> _GIVEN TASK_
Identify each line below that contains the word "this", and copy it out.
::: PROVIDED RECORDS :::
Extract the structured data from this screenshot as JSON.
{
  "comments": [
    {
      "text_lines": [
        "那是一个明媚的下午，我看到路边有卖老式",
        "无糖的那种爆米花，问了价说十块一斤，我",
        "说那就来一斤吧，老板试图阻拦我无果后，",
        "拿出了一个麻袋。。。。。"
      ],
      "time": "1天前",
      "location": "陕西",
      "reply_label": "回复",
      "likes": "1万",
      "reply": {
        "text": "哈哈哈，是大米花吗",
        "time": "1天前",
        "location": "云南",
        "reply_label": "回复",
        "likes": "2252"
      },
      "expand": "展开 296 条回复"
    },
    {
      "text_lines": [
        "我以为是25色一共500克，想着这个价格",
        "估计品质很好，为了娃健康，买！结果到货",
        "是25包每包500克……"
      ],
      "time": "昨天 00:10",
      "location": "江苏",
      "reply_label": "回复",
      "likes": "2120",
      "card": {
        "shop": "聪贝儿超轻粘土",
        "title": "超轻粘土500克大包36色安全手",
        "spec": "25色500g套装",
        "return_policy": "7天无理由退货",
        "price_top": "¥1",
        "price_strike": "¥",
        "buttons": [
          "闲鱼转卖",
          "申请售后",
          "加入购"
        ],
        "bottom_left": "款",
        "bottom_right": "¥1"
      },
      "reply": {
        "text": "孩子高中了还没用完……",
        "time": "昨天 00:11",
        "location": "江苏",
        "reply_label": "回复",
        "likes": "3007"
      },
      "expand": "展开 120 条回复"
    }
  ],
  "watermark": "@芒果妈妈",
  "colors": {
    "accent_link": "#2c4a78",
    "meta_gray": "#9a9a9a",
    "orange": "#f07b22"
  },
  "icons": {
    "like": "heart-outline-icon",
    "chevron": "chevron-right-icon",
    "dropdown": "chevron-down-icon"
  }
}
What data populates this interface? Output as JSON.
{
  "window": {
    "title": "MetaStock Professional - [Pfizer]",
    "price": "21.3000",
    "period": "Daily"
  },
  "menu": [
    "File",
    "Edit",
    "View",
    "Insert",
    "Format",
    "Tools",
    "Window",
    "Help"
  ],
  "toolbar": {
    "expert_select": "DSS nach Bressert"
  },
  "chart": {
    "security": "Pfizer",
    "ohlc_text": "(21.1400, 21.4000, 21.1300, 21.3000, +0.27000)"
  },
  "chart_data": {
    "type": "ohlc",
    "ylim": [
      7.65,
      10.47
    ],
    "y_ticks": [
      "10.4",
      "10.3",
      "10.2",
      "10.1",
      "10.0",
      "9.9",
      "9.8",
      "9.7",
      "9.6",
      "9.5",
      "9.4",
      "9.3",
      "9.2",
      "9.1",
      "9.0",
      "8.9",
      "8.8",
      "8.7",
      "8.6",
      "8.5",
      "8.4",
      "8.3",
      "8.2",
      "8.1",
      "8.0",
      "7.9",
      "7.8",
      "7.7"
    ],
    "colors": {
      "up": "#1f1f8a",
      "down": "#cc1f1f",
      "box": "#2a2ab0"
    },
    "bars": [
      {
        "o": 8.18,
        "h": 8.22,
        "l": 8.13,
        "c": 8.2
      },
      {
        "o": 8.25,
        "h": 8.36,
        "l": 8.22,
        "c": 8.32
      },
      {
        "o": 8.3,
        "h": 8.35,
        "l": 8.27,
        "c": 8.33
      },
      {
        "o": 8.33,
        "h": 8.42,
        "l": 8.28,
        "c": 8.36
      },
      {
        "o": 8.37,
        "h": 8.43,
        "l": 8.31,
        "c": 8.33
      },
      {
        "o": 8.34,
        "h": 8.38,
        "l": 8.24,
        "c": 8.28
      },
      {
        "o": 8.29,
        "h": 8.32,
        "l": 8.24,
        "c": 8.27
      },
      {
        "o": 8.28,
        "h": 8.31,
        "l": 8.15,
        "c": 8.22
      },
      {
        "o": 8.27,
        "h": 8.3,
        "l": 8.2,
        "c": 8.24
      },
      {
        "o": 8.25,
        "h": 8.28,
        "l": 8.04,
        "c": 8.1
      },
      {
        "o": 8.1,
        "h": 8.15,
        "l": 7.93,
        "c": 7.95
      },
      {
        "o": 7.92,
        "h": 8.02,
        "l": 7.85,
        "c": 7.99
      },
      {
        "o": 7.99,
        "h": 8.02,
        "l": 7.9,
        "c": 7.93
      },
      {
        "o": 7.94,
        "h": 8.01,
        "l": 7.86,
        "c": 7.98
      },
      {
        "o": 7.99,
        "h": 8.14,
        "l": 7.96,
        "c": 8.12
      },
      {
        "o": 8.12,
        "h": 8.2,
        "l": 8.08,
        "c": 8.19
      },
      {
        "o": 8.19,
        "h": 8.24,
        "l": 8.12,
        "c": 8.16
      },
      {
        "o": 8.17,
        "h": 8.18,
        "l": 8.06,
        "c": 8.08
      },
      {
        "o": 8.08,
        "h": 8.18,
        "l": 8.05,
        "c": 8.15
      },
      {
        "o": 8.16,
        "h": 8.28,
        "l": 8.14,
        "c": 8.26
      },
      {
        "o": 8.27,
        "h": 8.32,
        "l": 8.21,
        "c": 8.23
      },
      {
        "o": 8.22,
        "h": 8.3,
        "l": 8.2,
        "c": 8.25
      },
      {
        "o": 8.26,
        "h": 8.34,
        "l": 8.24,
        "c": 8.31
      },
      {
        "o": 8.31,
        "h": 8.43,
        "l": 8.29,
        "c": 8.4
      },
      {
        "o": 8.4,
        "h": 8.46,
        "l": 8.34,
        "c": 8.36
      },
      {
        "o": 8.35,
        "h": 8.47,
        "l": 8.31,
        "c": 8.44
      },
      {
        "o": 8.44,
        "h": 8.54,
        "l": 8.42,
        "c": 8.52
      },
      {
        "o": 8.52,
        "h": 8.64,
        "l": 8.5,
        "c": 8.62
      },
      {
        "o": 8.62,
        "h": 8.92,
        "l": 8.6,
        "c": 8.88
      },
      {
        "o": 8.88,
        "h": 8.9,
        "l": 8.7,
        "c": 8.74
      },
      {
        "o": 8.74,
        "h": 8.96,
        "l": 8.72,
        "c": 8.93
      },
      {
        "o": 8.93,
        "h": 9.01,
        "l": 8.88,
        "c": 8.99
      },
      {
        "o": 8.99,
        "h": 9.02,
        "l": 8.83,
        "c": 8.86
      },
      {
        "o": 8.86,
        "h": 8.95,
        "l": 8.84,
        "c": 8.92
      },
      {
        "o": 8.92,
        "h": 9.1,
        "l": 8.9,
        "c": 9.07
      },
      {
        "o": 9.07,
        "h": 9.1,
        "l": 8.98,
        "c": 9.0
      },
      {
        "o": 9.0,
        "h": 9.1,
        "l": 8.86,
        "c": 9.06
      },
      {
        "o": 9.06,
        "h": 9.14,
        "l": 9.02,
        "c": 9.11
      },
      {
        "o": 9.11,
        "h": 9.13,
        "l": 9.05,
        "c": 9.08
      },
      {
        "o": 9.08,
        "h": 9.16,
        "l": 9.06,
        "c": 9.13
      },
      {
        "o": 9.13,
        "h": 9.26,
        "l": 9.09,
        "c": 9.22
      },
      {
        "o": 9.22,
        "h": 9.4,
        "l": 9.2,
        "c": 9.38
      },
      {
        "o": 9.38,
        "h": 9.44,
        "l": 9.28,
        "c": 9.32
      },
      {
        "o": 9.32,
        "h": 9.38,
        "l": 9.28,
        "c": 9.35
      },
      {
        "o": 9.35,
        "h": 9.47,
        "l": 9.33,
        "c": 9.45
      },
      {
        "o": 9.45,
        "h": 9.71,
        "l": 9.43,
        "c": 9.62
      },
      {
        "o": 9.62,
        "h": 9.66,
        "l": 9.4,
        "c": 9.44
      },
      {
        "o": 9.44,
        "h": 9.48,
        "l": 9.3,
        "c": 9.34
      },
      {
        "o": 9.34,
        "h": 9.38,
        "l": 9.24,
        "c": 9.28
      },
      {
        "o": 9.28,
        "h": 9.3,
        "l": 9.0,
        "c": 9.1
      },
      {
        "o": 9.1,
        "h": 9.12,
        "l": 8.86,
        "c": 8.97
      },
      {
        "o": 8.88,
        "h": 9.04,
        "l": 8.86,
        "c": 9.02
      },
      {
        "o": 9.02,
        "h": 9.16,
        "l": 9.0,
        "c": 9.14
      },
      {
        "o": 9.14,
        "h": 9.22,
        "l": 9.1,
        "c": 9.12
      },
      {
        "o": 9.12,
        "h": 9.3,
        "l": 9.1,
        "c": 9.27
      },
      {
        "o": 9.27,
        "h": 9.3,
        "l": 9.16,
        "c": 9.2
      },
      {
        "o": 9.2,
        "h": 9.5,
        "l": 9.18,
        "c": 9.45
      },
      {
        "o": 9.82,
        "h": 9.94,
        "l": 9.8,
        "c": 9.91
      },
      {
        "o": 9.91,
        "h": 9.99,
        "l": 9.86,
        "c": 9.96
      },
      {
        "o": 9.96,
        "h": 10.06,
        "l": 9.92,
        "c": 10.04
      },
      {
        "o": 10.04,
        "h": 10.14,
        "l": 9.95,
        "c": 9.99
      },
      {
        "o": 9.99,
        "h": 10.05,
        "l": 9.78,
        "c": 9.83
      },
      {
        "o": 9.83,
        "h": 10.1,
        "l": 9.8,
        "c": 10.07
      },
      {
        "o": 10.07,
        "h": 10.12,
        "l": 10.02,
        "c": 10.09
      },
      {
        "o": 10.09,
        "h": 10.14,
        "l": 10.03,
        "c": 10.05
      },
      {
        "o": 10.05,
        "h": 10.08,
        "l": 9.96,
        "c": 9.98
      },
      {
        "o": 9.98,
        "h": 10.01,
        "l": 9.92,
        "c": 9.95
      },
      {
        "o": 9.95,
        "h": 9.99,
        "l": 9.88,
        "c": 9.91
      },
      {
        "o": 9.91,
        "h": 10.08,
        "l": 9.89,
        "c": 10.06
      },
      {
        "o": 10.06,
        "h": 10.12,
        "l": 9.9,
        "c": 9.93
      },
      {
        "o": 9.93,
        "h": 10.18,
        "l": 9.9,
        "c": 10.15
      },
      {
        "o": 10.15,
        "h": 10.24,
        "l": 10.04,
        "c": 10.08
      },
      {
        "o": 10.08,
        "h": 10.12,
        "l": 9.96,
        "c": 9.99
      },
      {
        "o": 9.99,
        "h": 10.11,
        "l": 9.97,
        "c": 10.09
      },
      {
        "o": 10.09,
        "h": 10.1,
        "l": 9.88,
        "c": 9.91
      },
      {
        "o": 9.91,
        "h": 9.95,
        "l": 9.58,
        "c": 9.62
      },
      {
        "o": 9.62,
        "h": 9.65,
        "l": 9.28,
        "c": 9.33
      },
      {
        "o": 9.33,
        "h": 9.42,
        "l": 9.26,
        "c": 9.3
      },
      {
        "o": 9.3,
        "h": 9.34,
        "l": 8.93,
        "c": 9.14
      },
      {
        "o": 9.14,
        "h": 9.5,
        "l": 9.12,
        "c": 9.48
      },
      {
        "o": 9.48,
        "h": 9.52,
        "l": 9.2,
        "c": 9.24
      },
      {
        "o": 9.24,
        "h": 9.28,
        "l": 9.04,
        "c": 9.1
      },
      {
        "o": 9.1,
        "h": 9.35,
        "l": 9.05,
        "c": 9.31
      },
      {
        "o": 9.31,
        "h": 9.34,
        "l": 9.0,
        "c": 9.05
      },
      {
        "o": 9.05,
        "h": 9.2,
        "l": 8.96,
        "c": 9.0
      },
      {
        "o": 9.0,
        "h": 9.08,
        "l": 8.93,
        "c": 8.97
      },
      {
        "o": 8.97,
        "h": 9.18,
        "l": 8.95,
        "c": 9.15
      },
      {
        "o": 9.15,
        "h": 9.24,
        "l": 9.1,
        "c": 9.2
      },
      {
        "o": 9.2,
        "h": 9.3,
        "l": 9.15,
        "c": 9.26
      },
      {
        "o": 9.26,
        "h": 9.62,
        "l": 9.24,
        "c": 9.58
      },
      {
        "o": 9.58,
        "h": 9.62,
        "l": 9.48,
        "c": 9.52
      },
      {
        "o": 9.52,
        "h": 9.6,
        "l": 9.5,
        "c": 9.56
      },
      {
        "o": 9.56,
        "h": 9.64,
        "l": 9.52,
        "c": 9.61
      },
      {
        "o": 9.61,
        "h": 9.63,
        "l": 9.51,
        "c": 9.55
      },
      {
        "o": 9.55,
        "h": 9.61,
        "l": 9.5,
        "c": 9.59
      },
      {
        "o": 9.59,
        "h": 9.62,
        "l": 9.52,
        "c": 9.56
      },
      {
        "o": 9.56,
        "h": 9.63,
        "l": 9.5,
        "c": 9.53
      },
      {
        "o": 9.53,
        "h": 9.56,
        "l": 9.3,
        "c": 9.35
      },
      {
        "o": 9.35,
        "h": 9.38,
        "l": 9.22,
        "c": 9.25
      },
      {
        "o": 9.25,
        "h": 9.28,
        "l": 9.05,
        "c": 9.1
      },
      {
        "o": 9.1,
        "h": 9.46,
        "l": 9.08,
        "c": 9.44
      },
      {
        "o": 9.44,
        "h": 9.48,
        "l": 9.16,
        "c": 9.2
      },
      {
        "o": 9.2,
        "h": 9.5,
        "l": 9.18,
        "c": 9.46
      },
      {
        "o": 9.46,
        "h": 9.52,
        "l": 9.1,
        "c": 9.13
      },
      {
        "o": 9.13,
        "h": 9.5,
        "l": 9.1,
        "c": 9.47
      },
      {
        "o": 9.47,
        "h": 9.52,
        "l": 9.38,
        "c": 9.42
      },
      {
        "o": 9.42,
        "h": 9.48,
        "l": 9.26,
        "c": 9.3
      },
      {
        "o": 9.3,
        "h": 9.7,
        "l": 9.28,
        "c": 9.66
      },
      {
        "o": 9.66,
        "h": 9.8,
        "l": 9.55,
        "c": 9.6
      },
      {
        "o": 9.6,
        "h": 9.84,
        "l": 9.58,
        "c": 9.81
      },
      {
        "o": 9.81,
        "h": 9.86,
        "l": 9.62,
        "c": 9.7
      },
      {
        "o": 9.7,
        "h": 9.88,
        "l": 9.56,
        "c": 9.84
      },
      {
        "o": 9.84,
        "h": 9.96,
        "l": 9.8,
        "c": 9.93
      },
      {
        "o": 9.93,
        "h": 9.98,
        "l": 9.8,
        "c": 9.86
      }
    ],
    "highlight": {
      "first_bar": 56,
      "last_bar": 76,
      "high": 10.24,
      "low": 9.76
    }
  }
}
:::
> _THE COMPLETED TASK_
Extract the structured data from this screenshot as JSON.
What data populates this interface? Output as JSON.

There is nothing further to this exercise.